The history of the Maremmano breed is not fully known, but it is thought that they were developed from North African stock that was combined with Spanish, Barb, Neapolitan and Arabian blood. During the 19th century, Thoroughbred, Norfolk Roadster and other blood was probably added.

For more than a century the original Maremanno type has been crossbred with additional Thoroughbred blood, resulting in a taller and more refined type, but at the expense of the hardiness and stamina of the original breed. Crossbreeding with Freiberger horses in the Pesaro province of Italy has resulted in a breed known as the Catria Horse.

== Breed characteristics ==
The Maremmano breed generally stands between and is usually bay, brown, dark chestnut or black, although gray and roan are occasionally seen. It has a long, slightly heavy head, a muscular neck that is broad at the base, high, well-muscled withers, a full chest and sloping shoulders. The back is short, the croup sloping, and the legs solid and sturdy with good joints and strong hooves. The breed is known for its solidity and their ability to adapt to bad weather and rough terrain.

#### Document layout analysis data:
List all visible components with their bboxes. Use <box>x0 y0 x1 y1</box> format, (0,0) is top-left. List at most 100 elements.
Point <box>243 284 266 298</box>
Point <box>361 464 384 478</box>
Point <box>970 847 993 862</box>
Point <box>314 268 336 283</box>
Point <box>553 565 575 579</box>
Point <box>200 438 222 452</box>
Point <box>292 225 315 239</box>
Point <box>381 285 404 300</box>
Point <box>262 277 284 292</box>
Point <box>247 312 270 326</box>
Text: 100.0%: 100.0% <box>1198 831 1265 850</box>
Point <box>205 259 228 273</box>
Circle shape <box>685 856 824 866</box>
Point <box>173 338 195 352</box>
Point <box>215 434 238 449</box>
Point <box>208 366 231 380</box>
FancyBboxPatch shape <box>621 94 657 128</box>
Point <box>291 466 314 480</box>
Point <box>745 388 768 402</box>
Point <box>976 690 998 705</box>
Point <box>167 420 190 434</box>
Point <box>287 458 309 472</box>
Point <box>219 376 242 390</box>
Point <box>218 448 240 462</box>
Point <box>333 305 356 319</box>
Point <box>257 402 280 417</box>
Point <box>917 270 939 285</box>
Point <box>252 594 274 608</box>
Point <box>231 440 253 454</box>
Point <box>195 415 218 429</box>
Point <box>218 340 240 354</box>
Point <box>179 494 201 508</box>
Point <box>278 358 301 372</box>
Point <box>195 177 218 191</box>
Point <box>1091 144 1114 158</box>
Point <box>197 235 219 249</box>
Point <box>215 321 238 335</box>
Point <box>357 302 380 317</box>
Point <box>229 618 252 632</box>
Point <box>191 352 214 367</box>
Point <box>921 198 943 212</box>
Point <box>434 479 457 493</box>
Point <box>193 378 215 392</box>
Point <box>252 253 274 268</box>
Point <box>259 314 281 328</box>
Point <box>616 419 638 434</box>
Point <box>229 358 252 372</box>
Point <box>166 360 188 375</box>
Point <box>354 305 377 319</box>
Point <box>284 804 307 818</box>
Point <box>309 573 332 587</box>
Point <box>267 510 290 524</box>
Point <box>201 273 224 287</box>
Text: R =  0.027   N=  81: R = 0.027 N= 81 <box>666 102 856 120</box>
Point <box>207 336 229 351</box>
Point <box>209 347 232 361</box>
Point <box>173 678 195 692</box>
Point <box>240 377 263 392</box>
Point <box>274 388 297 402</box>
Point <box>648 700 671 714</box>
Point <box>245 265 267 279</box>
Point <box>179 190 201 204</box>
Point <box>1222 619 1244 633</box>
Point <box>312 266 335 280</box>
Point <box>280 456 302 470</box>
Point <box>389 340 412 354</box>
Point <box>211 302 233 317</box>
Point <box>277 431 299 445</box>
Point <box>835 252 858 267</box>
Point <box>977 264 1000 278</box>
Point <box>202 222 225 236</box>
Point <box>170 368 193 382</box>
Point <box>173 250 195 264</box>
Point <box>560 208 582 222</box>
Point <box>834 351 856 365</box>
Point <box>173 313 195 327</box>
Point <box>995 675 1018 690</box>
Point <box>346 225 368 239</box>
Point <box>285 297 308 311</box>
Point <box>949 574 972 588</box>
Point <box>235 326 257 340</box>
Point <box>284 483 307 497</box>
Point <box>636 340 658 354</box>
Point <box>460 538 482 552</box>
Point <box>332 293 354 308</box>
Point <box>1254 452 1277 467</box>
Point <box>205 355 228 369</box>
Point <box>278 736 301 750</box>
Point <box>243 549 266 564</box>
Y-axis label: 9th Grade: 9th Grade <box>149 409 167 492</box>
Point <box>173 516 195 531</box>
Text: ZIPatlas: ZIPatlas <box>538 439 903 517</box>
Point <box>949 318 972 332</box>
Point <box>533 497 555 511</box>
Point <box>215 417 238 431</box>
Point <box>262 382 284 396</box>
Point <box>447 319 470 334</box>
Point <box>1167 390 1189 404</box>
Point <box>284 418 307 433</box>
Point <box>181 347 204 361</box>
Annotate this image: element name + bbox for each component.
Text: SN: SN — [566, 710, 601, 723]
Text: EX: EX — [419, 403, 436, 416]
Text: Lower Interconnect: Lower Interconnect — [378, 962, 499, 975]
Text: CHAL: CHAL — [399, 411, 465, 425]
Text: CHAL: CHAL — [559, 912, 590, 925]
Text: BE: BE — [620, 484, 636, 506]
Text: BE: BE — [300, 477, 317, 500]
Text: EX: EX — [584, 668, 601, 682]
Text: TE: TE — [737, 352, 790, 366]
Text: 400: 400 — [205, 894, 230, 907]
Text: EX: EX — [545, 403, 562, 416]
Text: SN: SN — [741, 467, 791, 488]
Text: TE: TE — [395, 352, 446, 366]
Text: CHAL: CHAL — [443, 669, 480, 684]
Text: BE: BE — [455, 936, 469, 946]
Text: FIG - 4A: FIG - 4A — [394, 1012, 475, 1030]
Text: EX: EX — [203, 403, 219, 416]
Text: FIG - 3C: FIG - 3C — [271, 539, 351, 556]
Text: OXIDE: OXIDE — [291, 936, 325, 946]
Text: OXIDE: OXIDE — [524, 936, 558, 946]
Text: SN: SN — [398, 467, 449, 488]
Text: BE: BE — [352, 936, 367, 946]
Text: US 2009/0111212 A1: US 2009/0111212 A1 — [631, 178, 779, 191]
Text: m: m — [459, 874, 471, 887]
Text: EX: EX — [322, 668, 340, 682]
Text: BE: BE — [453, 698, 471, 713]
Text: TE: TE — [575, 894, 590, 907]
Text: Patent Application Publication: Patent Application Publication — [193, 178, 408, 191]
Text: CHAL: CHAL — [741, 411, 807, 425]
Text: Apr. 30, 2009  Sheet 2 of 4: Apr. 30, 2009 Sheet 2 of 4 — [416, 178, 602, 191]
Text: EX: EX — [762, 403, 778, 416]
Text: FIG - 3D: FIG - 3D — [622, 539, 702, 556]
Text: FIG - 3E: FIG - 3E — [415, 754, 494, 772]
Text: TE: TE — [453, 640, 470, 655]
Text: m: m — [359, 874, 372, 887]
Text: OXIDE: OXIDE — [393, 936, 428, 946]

#### YOUR TASKS:
1) Repeat the stretch of the Maremmano breed text from "The history of" through "the Catria Horse.".
2) Pick up the Maremmano breed text after its last sentence and continue it.
The entries have no connection to the text on the Maremmano breed.

#### ANSWERS TO THE PROBLEMS:
1)
The history of the Maremmano breed is not fully known, but it is thought that they were developed from North African stock that was combined with Spanish, Barb, Neapolitan and Arabian blood. During the 19th century, Thoroughbred, Norfolk Roadster and other blood was probably added.

For more than a century the original Maremanno type has been crossbred with additional Thoroughbred blood, resulting in a taller and more refined type, but at the expense of the hardiness and stamina of the original breed. Crossbreeding with Freiberger horses in the Pesaro province of Italy has resulted in a breed known as the Catria Horse.

2)
== Uses ==
The Maremmano is the traditional mount of the Maremma cattle men, known as butteri, and is also used for light draft work. Horses of this breed have often been used as cavalry mounts and today are used by Italian Mounted Police. They were amongst the protagonists of the last successful classical cavalry charge in history in August 1942 near Isbushensky on the Don river by a cavalry unit of the Italian Expeditionary Corps in Russia (Corpo di Spedizione Italiano in Russia, or CSIR) on the Eastern Front. The 2nd squadron of the 3rd Dragoons Savoia Cavalleria Regiment of the Prince Amedeo Duke of Aosta Fast (Celere) Division, armed with sabres and hand grenades, outflanked an estimated 2,000 Soviet infantry while the remainder of the regiment took Isbushensky in a dismounted attack, . The Maremmano proved to be tough enough to brave the Russian steppe, a feat which few foreign horses can boast about.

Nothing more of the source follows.